━━ DATA PROVIDED

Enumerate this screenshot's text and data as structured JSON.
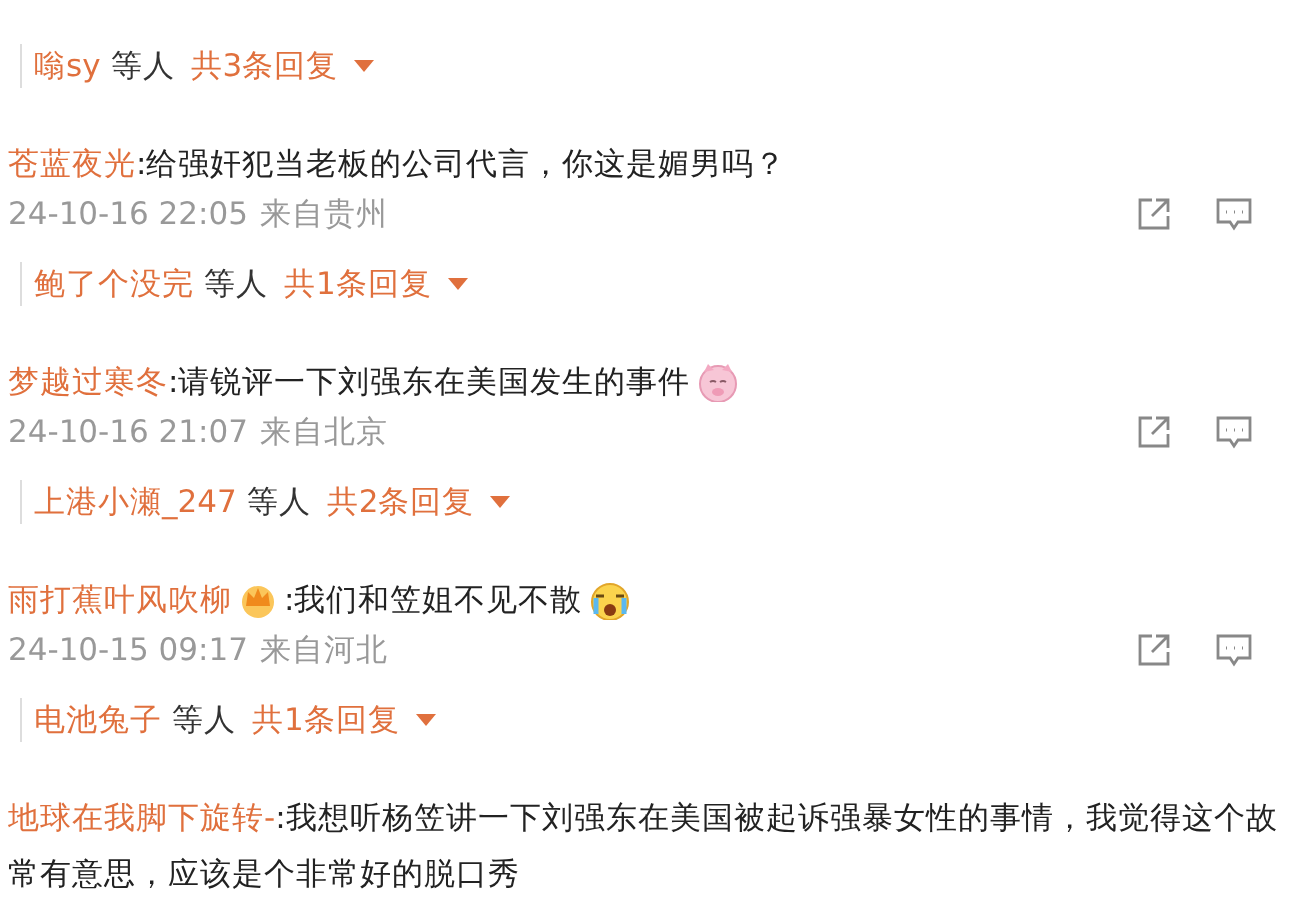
{
  "top_replies": {
    "names": "嗡sy",
    "suffix": "等人",
    "count": "共3条回复"
  },
  "comments": [
    {
      "author": "苍蓝夜光",
      "badge": false,
      "text_lines": [
        ":给强奸犯当老板的公司代言，你这是媚男吗？"
      ],
      "kind": "plain",
      "time": "24-10-16 22:05",
      "location": "来自贵州",
      "replies": {
        "names": "鲍了个没完",
        "suffix": "等人",
        "count": "共1条回复"
      }
    },
    {
      "author": "梦越过寒冬",
      "badge": false,
      "text_lines": [
        ":请锐评一下刘强东在美国发生的事件"
      ],
      "kind": "pig",
      "time": "24-10-16 21:07",
      "location": "来自北京",
      "replies": {
        "names": "上港小瀬_247",
        "suffix": "等人",
        "count": "共2条回复"
      }
    },
    {
      "author": "雨打蕉叶风吹柳",
      "badge": true,
      "text_lines": [
        ":我们和笠姐不见不散"
      ],
      "kind": "crying",
      "time": "24-10-15 09:17",
      "location": "来自河北",
      "replies": {
        "names": "电池兔子",
        "suffix": "等人",
        "count": "共1条回复"
      }
    },
    {
      "author": "地球在我脚下旋转-",
      "badge": false,
      "text_lines": [
        ":我想听杨笠讲一下刘强东在美国被起诉强暴女性的事情，我觉得这个故",
        "常有意思，应该是个非常好的脱口秀"
      ],
      "kind": "plain"
    }
  ]
}
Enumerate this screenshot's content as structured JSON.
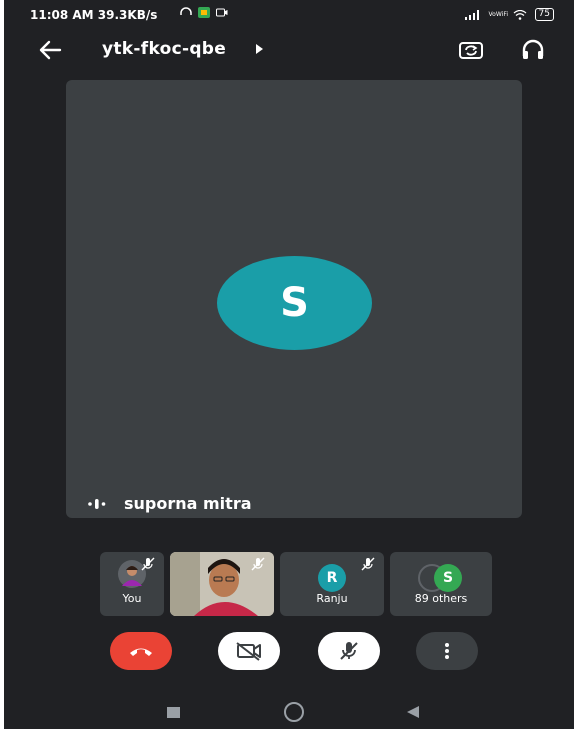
{
  "status_bar": {
    "time": "11:08 AM",
    "net_speed": "39.3KB/s",
    "network": "VoWiFi",
    "battery": "75"
  },
  "header": {
    "meeting_code": "ytk-fkoc-qbe"
  },
  "main_tile": {
    "avatar_letter": "S",
    "avatar_color": "#1a9ea8",
    "speaker_name": "suporna mitra"
  },
  "participants": [
    {
      "label": "You",
      "muted": true
    },
    {
      "label": "",
      "muted": true
    },
    {
      "label": "Ranju",
      "initial": "R",
      "avatar_color": "#1a9ea8",
      "muted": true
    },
    {
      "label": "89 others",
      "initial": "S",
      "avatar_color": "#34a853"
    }
  ],
  "controls": {
    "end_call_color": "#ea4335"
  }
}
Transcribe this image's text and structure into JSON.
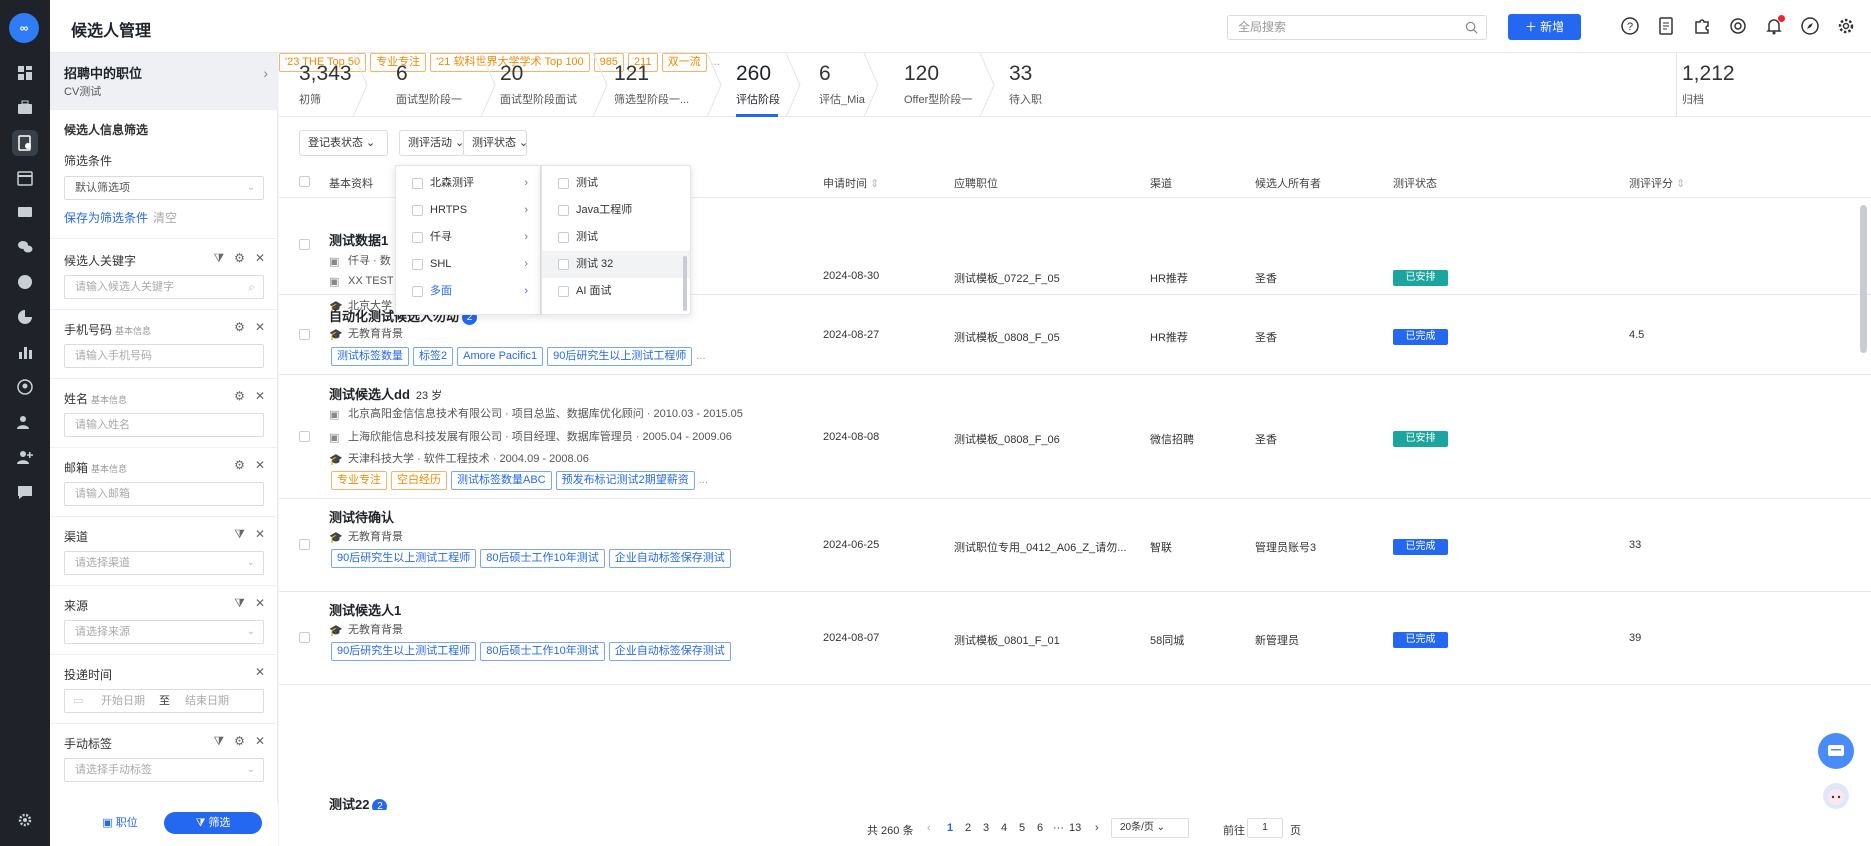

━━━━

Go through the listing above and write it all out exactly, leaving out any picture.

ANSWER TO THIS PROBLEM:
Enumerate this screenshot's text and data as structured JSON.
{
  "top_replies": {
    "names": "嗡sy",
    "suffix": "等人",
    "count": "共3条回复"
  },
  "comments": [
    {
      "author": "苍蓝夜光",
      "badge": false,
      "text_lines": [
        ":给强奸犯当老板的公司代言，你这是媚男吗？"
      ],
      "kind": "plain",
      "time": "24-10-16 22:05",
      "location": "来自贵州",
      "replies": {
        "names": "鲍了个没完",
        "suffix": "等人",
        "count": "共1条回复"
      }
    },
    {
      "author": "梦越过寒冬",
      "badge": false,
      "text_lines": [
        ":请锐评一下刘强东在美国发生的事件"
      ],
      "kind": "pig",
      "time": "24-10-16 21:07",
      "location": "来自北京",
      "replies": {
        "names": "上港小瀬_247",
        "suffix": "等人",
        "count": "共2条回复"
      }
    },
    {
      "author": "雨打蕉叶风吹柳",
      "badge": true,
      "text_lines": [
        ":我们和笠姐不见不散"
      ],
      "kind": "crying",
      "time": "24-10-15 09:17",
      "location": "来自河北",
      "replies": {
        "names": "电池兔子",
        "suffix": "等人",
        "count": "共1条回复"
      }
    },
    {
      "author": "地球在我脚下旋转-",
      "badge": false,
      "text_lines": [
        ":我想听杨笠讲一下刘强东在美国被起诉强暴女性的事情，我觉得这个故",
        "常有意思，应该是个非常好的脱口秀"
      ],
      "kind": "plain"
    }
  ]
}
Enumerate this screenshot's content as structured JSON.
{
  "status_bar": {
    "time": "11:08 AM",
    "net_speed": "39.3KB/s",
    "network": "VoWiFi",
    "battery": "75"
  },
  "header": {
    "meeting_code": "ytk-fkoc-qbe"
  },
  "main_tile": {
    "avatar_letter": "S",
    "avatar_color": "#1a9ea8",
    "speaker_name": "suporna mitra"
  },
  "participants": [
    {
      "label": "You",
      "muted": true
    },
    {
      "label": "",
      "muted": true
    },
    {
      "label": "Ranju",
      "initial": "R",
      "avatar_color": "#1a9ea8",
      "muted": true
    },
    {
      "label": "89 others",
      "initial": "S",
      "avatar_color": "#34a853"
    }
  ],
  "controls": {
    "end_call_color": "#ea4335"
  }
}
Transcribe this image's text and structure into JSON.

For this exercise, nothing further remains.